◆ WHAT YOU NEED TO DO:
• a. In the fog-simulation passage, what color does the from_sky method fall back to when no sky pixels exist?
• b. Name every fog model listed under "weights" in the selection block of the fog-simulation passage.
• c. Write the next part of the fog-simulation passage, picking up after its last line.

◆ SELECTED PASSAGE:
********
Semantic Segmentation — A per-pixel semantic segmentation map from which a boolean sky mask is derived, loaded via euler-loading's dataset-specific semantic_segmentation loader. The sky mask is used for airlight estimation when the airlight method is "from_sky": the mean RGB of all sky pixels in the clean image is used as the airlight colour L_s.

Intrinsics (optional) — When present, planar (z-buffer) depth is converted to radial (Euclidean) depth before fog is applied.

Airlight Estimation

The airlight config key selects how the atmospheric light L_s is estimated:

Method	Description
from_sky	Mean RGB of sky pixels in the clean image. Falls back to white [1, 1, 1] when no sky pixels exist.
dcp	Dark Channel Prior — selects the brightest pixel (by channel sum) among the top 0.1% darkest-channel pixels.
dcp_heuristic	DCP with median heuristic — selects the pixel closest to the median intensity (BT.601 grayscale) among the top 0.1% darkest-channel pixels.

GPU-native implementations (DCPAirlightTorch, DCPHeuristicAirlightTorch) are used automatically when running on GPU.

Model Selection

Each image is assigned a fog model via the selection block:

"selection": {
  "mode": "weighted",
  "weights": {
    "uniform": 1.0,
    "heterogeneous_k": 0.0,
    "heterogeneous_ls": 0.0,
    "heterogeneous_k_ls": 0.0
  }
}

• fixed mode: always use a single named model.
• weighted mode: randomly select a model per image according to normalised weights.
********
◆ DATA EXTRACT:
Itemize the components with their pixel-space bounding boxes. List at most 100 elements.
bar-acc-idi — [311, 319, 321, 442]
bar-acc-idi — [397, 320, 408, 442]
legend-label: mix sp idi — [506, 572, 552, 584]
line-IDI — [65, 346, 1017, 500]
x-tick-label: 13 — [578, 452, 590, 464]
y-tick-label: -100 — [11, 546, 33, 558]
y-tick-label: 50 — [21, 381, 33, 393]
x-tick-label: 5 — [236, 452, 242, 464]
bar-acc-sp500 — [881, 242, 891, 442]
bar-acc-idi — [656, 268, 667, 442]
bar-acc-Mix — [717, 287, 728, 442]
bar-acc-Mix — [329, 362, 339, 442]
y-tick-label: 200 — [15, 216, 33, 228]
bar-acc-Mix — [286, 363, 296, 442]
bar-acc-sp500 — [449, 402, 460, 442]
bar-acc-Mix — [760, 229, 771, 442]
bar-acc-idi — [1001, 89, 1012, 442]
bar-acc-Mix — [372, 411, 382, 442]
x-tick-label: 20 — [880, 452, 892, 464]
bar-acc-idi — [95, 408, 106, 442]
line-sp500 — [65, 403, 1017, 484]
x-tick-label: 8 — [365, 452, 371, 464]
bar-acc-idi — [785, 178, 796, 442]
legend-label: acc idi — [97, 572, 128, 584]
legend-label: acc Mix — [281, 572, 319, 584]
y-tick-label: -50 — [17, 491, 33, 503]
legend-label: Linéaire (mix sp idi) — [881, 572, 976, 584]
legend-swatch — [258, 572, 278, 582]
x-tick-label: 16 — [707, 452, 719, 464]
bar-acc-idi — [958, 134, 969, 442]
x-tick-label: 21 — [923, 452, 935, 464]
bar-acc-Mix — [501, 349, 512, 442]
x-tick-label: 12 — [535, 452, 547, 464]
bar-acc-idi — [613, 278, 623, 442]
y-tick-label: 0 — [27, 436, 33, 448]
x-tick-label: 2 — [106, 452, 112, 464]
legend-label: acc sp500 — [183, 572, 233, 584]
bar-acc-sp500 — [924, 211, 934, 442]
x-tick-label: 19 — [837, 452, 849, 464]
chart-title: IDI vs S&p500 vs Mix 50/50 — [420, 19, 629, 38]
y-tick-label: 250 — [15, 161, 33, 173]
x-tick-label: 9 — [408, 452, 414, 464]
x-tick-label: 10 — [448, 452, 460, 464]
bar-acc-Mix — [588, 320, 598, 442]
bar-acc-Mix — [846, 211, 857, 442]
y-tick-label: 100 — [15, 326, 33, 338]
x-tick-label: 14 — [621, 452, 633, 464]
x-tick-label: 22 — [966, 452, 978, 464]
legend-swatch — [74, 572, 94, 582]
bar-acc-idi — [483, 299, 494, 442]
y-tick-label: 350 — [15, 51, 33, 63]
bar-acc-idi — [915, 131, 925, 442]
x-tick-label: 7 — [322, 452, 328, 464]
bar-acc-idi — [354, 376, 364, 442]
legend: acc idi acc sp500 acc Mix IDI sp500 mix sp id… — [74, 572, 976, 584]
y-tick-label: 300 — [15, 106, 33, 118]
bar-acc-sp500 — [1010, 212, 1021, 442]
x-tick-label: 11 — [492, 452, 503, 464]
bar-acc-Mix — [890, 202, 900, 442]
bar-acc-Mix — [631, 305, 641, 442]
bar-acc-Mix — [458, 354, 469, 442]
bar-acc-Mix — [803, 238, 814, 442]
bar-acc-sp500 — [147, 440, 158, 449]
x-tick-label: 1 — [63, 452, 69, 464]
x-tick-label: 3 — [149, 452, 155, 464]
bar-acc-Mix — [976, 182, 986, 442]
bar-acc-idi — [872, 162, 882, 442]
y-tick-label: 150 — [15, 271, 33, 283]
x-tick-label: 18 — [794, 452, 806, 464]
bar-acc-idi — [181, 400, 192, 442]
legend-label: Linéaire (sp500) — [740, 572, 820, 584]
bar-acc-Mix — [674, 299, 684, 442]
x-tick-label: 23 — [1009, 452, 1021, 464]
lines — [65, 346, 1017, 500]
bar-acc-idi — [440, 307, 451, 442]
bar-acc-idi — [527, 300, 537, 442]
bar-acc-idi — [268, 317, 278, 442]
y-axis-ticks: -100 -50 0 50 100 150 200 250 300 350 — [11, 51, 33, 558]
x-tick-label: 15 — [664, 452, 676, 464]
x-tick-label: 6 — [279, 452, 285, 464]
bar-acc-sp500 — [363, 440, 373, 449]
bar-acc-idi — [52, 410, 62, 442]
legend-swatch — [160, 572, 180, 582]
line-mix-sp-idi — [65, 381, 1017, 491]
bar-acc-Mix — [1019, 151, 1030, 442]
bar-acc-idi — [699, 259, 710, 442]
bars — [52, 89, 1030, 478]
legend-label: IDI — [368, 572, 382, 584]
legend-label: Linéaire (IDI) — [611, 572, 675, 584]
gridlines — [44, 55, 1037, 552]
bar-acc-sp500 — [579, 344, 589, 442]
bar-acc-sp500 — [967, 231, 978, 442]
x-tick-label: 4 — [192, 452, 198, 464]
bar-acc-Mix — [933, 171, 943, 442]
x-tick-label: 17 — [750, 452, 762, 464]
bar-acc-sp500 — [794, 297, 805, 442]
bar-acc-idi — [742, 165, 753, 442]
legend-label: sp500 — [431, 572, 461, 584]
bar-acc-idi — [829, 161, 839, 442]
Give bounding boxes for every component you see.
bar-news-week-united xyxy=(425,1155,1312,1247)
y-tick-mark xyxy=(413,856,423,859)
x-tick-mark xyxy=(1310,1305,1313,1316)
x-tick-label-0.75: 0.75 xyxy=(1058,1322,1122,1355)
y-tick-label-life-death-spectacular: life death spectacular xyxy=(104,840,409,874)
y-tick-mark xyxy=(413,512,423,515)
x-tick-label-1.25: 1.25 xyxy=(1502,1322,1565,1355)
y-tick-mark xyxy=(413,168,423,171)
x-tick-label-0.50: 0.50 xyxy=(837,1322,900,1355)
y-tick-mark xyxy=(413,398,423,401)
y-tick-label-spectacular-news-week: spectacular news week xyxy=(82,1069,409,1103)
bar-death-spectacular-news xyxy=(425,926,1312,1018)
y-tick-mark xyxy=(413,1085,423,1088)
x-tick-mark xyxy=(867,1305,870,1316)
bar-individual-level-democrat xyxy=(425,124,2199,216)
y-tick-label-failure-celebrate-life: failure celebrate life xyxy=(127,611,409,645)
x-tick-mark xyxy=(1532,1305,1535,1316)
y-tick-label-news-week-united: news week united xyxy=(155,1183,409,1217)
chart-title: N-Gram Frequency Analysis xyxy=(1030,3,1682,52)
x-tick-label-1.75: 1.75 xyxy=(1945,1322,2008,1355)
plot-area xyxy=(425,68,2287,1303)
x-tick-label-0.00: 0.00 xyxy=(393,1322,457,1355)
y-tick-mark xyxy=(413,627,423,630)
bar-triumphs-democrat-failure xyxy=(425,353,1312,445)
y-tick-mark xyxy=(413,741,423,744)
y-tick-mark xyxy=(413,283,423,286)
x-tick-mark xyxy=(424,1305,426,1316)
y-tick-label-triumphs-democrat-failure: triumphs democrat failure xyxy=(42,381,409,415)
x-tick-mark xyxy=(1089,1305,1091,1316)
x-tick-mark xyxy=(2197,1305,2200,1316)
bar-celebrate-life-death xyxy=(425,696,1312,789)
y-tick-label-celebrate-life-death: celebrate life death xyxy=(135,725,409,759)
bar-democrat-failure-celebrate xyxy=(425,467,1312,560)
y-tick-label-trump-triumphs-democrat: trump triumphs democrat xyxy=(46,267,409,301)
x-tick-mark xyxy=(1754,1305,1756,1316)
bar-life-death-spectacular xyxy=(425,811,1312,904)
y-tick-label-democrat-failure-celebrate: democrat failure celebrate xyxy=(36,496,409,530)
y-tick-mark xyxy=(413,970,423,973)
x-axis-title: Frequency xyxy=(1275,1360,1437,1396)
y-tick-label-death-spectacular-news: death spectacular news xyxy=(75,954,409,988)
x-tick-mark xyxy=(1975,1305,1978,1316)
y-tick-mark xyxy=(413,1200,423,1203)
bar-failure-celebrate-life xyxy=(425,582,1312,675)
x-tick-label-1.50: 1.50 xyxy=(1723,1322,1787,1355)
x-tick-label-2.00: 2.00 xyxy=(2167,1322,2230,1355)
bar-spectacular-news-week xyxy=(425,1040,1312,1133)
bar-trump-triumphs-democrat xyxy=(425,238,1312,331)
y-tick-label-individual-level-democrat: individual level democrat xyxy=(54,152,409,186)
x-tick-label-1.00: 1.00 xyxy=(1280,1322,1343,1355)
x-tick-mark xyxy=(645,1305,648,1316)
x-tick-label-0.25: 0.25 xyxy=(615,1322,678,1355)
********
◆ ANSWERS TO THE TASKS:
• a. White, [1, 1, 1].

• b.
uniform
heterogeneous_k
heterogeneous_ls
heterogeneous_k_ls

• c.
Four models are available:

Model	Description
uniform	Constant k and L_s. Standard homogeneous fog.
heterogeneous_k	Spatially-varying k, constant L_s. Simulates patchy fog / fog banks.
heterogeneous_ls	Constant k, spatially-varying L_s. Simulates scattered-light colour variation.
heterogeneous_k_ls	Both k and L_s vary spatially. Most expressive model.

Visibility Distribution

Each model specifies a visibility_m distribution from which a visibility distance (in metres) is sampled per image:

dist	Parameters	Description
constant	value	Fixed value.
uniform	min, max	Uniform random in range.
normal	mean, std, optional min/max	Gaussian, optionally clamped.
lognormal	mean, sigma, optional min/max	Log-normal.
choice	values, optional weights	Discrete weighted choice.

The sampled visibility V is converted to the attenuation coefficient: k = -ln(C_t) / V.

Heterogeneous Noise Fields

Both k_hetero and ls_hetero use Perlin FBM (fractional Brownian motion) to generate spatially-varying factor fields:

"k_hetero": {
  "scales": "auto",
  "min_scale": 2,
  "max_scale": null,
  "min_factor": 0.0,
  "max_factor": 1.0,
  "normalize_to_mean": true
}

The noise field (values in [0, 1]) is mapped to a factor field: factor(x) = min_factor + (max_factor - min_factor) * noise(x). When normalize_to_mean is true, the factor field is rescaled so its spatial mean equals 1.0, preserving the overall fog density while introducing spatial variation.

Parameter	Effect
min_factor / max_factor	Range of the multiplicative factor.
normalize_to_mean	Rescale factors so the image-wide mean equals the base value. Recommended for k_hetero.
scales / min_scale / max_scale	Control spatial frequency content.

Fog Output

Foggy images are saved as PNG files organised by model name:

<output_path>/
  uniform/
    beta_0.0374_airlight_0.353_0.784_1_rgb_00000.png
    config.json
  heterogeneous_k/
    ...

---

Sky-Depth Transform

Overrides depth values in sky regions with a configurable constant. Useful for datasets where sky depth is encoded as zero or infinity and needs to be normalised to a large finite value.

Sky-Depth Config

{
  "sky_depth_value": 1000.0
}

Field	Description
sky_depth_value	Depth value assigned to all sky pixels. Defaults to 1000.0.

Sky-Depth Output

Depth maps are saved as .npy float32 files preserving the original directory hierarchy.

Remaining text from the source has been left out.